Его основные черты – сюжетность песен; тесная связь с конкретными жизненными ситуациями, позициями и переживаниями людей; мелодичность; использование в стихах стилистики разговорной речи с её оборотами и жаргонизмами; подчинённость музыкального сопровождения содержанию песен; непоставленные академически и даже непевческие голоса "людей из народа", поющих душой и сердцем - делают его, наряду с песнями бардовского и эстрадных течений в песенном искусстве, одним из самых демократичных слоёв нашей песенной культуры.

----------


## Оля

> Уголовная лирика.

 Разве только уголовная?   ::  
А как же французский шансон? 
Я вообще, кстати, про уголовную лирику подумала бы в последнюю очередь   ::   
Edit:
Грамота.ру дает такое определение:
1. Французская (народная или жанровая) песня.
2. Современная эстрадная песня из репертуара шансонье.* 
*шансонье - французский эстрадный певец - исполнитель шансонов.   ::

----------


## Lampada

> Originally Posted by Lampada  Уголовная лирика.   Разве только уголовная?   
> А как же французский шансон? 
> Я вообще, кстати, про уголовную лирику подумала бы в последнюю очередь   ...

 Шутишь, да?  Чего бы Sperk пришёл *сюда* за французским шансоном?

----------


## Оля

> Что такое Шансон? Какие особые характерные? Кто знаменитые исполнители? 
> спасибо

 I don't understand the sentense "Какие особые характерные?"...
I understand it rather vaguely, but I don't know how to correct you  ::

----------


## Оля

> Шутишь, да?  Чего бы Sperk пришёл *сюда* за французским шансоном?

 Ну а разве какого-нибудь там эстрадного шансона у нас не бывает?... Просто мне кажется, это не обязательно что-то уголовное.

----------


## Lampada

> Originally Posted by Lampada  Шутишь, да?  Чего бы Sperk пришёл *сюда* за французским шансоном?   Ну а разве какого-нибудь там эстрадного шансона у нас не бывает?... Просто мне кажется, это не обязательно что-то уголовное.

[Исходные данные]

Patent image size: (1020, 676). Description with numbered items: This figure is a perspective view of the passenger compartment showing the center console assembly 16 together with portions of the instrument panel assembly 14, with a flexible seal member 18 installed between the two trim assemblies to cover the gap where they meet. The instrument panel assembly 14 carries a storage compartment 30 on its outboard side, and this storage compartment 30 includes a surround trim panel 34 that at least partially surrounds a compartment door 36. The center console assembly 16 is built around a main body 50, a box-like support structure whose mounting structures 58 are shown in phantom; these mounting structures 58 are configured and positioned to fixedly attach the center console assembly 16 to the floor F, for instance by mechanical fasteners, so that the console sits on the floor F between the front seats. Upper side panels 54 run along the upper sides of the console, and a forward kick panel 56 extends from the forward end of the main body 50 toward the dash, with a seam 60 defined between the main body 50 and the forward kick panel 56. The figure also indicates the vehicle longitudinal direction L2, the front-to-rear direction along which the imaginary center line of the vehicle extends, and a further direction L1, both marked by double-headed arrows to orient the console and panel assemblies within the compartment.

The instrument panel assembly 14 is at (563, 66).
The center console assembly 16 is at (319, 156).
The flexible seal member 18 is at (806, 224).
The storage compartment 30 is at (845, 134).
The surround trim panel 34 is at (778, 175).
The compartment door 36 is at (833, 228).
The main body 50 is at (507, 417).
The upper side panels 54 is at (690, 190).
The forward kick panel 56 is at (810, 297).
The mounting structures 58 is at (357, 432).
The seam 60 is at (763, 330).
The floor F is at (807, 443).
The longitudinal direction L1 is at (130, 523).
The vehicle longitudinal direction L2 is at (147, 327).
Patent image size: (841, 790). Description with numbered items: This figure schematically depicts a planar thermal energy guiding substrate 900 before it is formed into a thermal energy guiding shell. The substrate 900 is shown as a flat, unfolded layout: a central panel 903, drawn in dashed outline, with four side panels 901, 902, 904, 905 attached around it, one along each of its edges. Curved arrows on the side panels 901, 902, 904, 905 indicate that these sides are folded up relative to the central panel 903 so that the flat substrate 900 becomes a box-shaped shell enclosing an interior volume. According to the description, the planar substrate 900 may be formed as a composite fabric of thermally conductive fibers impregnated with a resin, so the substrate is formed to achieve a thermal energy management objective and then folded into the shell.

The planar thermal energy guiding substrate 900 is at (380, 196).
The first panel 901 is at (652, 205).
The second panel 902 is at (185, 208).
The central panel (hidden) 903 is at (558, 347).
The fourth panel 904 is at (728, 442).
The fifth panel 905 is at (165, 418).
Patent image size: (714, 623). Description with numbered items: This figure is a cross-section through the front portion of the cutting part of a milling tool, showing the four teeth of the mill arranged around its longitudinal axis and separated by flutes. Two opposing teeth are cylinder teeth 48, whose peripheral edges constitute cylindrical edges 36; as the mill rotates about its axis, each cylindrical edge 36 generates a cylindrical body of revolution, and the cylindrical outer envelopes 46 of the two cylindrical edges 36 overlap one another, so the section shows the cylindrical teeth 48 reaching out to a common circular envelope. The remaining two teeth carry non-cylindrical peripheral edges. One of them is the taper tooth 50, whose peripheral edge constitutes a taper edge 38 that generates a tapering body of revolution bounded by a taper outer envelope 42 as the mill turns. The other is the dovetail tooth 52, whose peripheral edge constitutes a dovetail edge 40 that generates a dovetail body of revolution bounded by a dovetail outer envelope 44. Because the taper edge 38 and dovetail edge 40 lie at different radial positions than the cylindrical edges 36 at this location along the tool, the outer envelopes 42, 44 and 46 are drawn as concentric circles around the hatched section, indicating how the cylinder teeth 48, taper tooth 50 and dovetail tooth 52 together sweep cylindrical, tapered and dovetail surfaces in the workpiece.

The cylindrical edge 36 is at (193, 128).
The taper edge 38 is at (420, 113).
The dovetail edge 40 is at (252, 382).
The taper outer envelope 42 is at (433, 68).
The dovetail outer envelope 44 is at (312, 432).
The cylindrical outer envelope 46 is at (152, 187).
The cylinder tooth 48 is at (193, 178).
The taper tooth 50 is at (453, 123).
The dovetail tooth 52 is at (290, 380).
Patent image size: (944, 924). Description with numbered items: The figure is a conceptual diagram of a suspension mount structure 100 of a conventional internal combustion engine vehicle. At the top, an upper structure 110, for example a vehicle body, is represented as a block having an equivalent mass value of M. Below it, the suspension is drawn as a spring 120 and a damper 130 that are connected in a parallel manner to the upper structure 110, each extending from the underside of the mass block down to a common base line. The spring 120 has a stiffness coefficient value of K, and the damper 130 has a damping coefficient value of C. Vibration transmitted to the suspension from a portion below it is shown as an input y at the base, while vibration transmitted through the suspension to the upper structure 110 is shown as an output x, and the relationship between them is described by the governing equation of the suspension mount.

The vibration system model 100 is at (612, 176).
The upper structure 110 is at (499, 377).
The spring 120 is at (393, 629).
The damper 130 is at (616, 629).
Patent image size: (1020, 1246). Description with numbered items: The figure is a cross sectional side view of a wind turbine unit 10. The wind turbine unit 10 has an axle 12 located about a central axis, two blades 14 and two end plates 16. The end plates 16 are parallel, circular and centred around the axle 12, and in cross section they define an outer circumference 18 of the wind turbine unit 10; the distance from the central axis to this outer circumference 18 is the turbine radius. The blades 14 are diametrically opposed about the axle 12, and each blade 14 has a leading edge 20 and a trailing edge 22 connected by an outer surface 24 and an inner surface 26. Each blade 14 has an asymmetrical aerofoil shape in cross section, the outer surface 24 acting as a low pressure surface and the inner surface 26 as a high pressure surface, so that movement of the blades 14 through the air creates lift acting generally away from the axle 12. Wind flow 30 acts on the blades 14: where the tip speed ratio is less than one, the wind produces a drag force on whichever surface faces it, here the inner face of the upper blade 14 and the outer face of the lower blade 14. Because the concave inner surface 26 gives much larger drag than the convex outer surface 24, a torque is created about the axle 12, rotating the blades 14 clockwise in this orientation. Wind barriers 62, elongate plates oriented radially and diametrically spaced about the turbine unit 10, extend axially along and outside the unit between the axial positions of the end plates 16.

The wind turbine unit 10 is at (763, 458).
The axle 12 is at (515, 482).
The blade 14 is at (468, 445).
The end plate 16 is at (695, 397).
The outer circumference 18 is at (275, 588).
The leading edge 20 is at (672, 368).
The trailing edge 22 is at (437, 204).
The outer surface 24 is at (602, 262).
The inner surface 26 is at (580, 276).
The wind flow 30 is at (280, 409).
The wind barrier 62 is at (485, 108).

[Что сделать]
Продолжите форумную ветку о шансоне сразу после последней приведённой в ней фразы.

[Ответ]
 Тогда прошу пардону: чего не знаю, того не знаю.  Меня вообще слово "шансон" относительно русских песен коробит, также, как и многие другие новые русские слова.

----------


## sperk

> Originally Posted by sperk  Что такое Шансон? Какие особые характерные? Кто знаменитые исполнители? 
> спасибо   I don't understand the sentense "Какие особые характерные?"...
> I understand it rather vaguely, but I don't know how to correct you

 what are its special characteristics.
(How would you describe Russky chanson.)

----------


## Оля

> what are its special characteristics.
> (How would you describe Russky chanson.)

 Then
Какие особые характеристики (шансона)?
or
Какие характерные особенности? 
(I don't know the answer   ::  ) 
P.S. By the way, "chanson" and "Russky chanson" are not the same.

----------


## Lampada

http://www.youtube.com/watch?v=hxYjbo12Iv0   *Бессонница* 
Слова: В. Асмолов 
Музыка: В. Асмолов 
Исп.: Владимир Асмолов   
Архангельская конница
Затмила небеса.
Бессонница, бессонница -
Хоть выколи глаза!
И я свою бессонницу,
Как лошадь в поводу,
По вымершему городу
Выгуливать веду. 
Поверь, мне так не хочется
С тревогою в груди
Бродить с моей бессонницей
По Млечному пути.
Но что же тут поделаешь,
Когда не спится ей,
Бесплодной и бессмысленной
Бессоннице моей. 
Кто-то где-то Богу молится,
Кто-то где-то дрянью колется,
Кто-то где-то пьяный ломится
В чью-то дверь в ночи.
Только нам с моей бессонницей
Ничего уже не хочется,
В потолок уставим очи
И молчим. 
Любовница постылая,
Бессонница моя,
Не муза белокрылая,
А так - галиматья.
Как в одиночной камере
В плену пустых ночей
Лежу в объятьях каменной
Бессонницы моей. 
Кормлю ее таблетками,
Пою хмельным вином,
Но лишь ночами редкими
Я забываюсь сном.
И снится мне околица
Далекого села,
Где первая бессонница
В постель ко мне легла.

----------


## gRomoZeka

> Originally Posted by Lampada  Уголовная лирика.   Разве только уголовная?   
> А как же французский шансон?

 Ну а причем здесь французский? "Русским" шансоном действительно уже традиционно называют уголовную лирику (в том числе, и сентиментальные тюремные баллады).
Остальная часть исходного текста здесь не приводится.